# To do
Write out every entry, unchanged. Skip any picture.

# Available data
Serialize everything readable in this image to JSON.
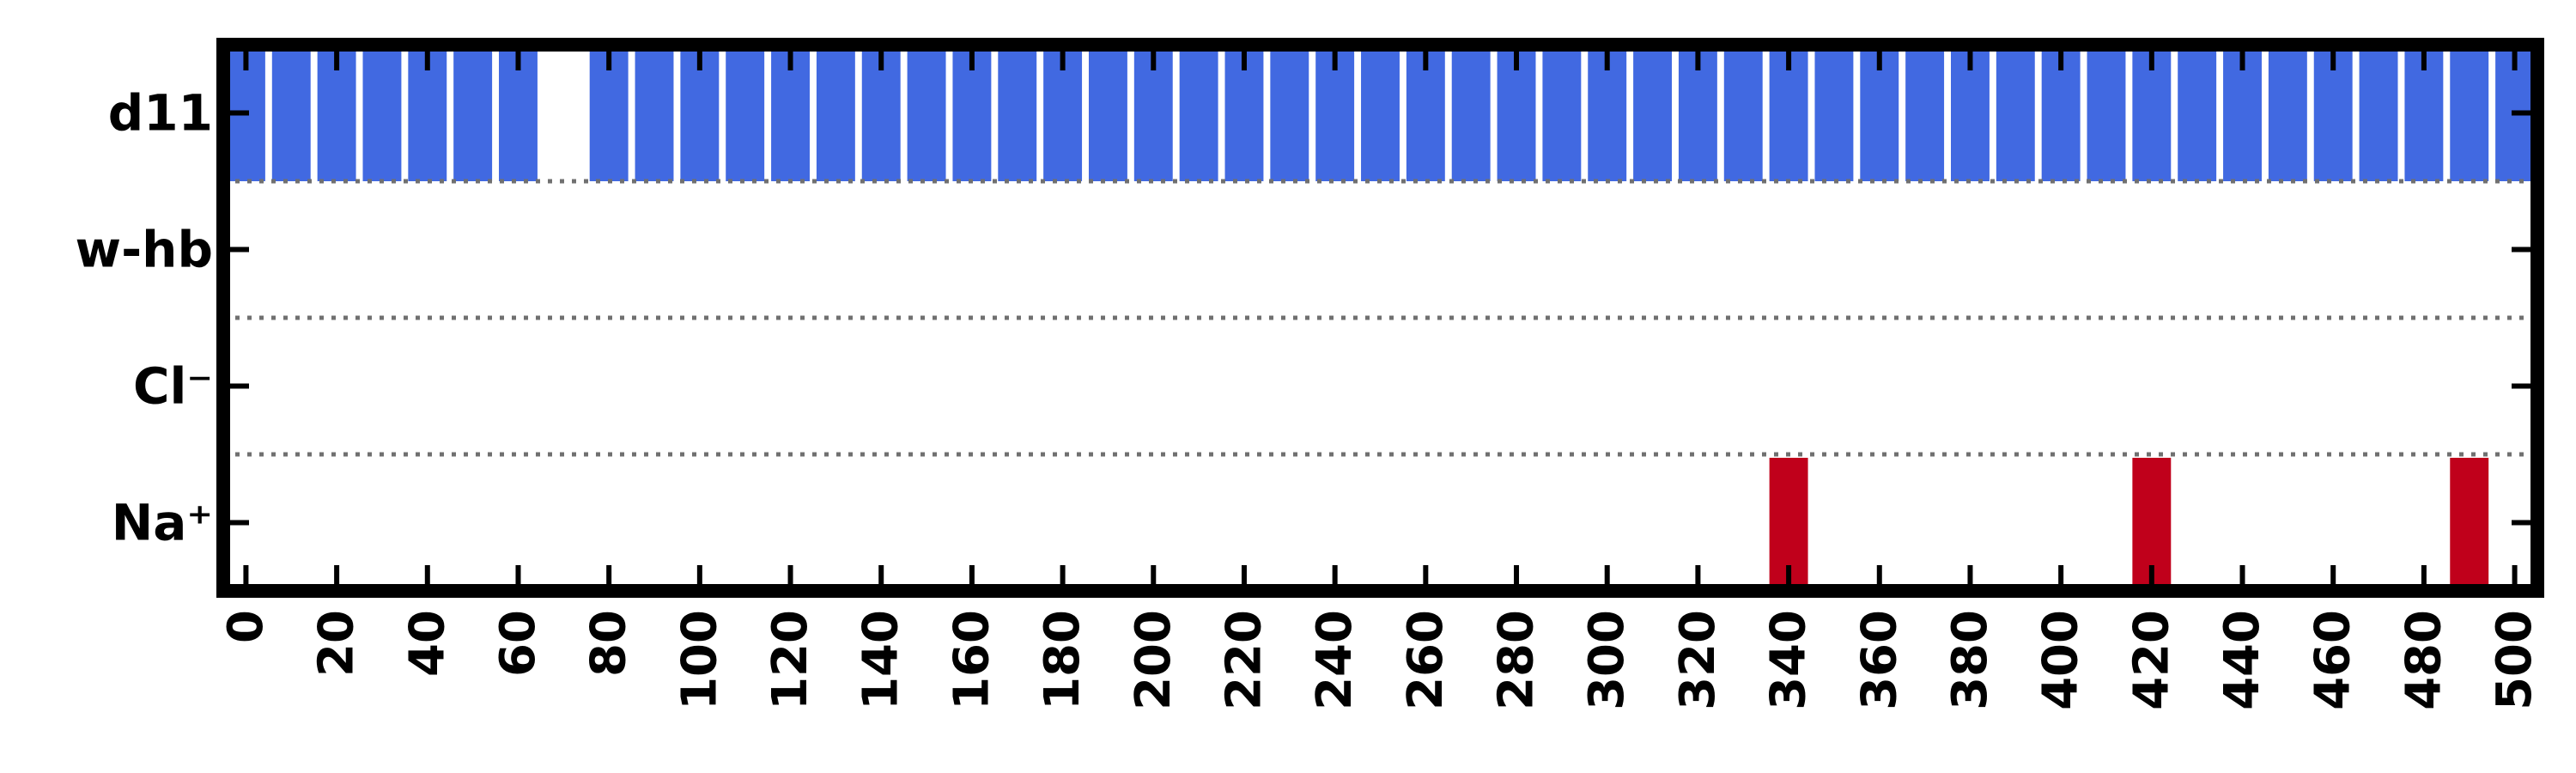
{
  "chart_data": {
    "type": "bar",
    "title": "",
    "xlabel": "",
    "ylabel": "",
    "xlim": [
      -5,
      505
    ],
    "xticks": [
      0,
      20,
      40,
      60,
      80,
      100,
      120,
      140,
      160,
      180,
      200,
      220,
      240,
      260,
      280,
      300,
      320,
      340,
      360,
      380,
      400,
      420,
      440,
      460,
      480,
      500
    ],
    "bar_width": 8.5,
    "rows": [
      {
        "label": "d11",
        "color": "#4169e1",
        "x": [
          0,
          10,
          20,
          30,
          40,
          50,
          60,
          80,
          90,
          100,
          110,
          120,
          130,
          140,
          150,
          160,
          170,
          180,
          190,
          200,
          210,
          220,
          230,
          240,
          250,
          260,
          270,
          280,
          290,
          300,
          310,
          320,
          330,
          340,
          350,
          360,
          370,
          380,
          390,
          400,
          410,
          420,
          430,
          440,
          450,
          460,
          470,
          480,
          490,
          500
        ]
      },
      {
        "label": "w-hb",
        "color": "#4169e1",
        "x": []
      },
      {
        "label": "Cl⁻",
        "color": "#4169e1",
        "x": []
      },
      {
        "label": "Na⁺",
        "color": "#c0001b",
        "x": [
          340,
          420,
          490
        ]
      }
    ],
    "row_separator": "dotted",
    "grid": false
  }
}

# Answer to this task
Serialize everything readable in this image to JSON.
{
  "chart_data": {
    "type": "bar",
    "title": "",
    "xlabel": "",
    "ylabel": "",
    "xlim": [
      -5,
      505
    ],
    "xticks": [
      0,
      20,
      40,
      60,
      80,
      100,
      120,
      140,
      160,
      180,
      200,
      220,
      240,
      260,
      280,
      300,
      320,
      340,
      360,
      380,
      400,
      420,
      440,
      460,
      480,
      500
    ],
    "bar_width": 8.5,
    "rows": [
      {
        "label": "d11",
        "color": "#4169e1",
        "x": [
          0,
          10,
          20,
          30,
          40,
          50,
          60,
          80,
          90,
          100,
          110,
          120,
          130,
          140,
          150,
          160,
          170,
          180,
          190,
          200,
          210,
          220,
          230,
          240,
          250,
          260,
          270,
          280,
          290,
          300,
          310,
          320,
          330,
          340,
          350,
          360,
          370,
          380,
          390,
          400,
          410,
          420,
          430,
          440,
          450,
          460,
          470,
          480,
          490,
          500
        ]
      },
      {
        "label": "w-hb",
        "color": "#4169e1",
        "x": []
      },
      {
        "label": "Cl⁻",
        "color": "#4169e1",
        "x": []
      },
      {
        "label": "Na⁺",
        "color": "#c0001b",
        "x": [
          340,
          420,
          490
        ]
      }
    ],
    "row_separator": "dotted",
    "grid": false
  }
}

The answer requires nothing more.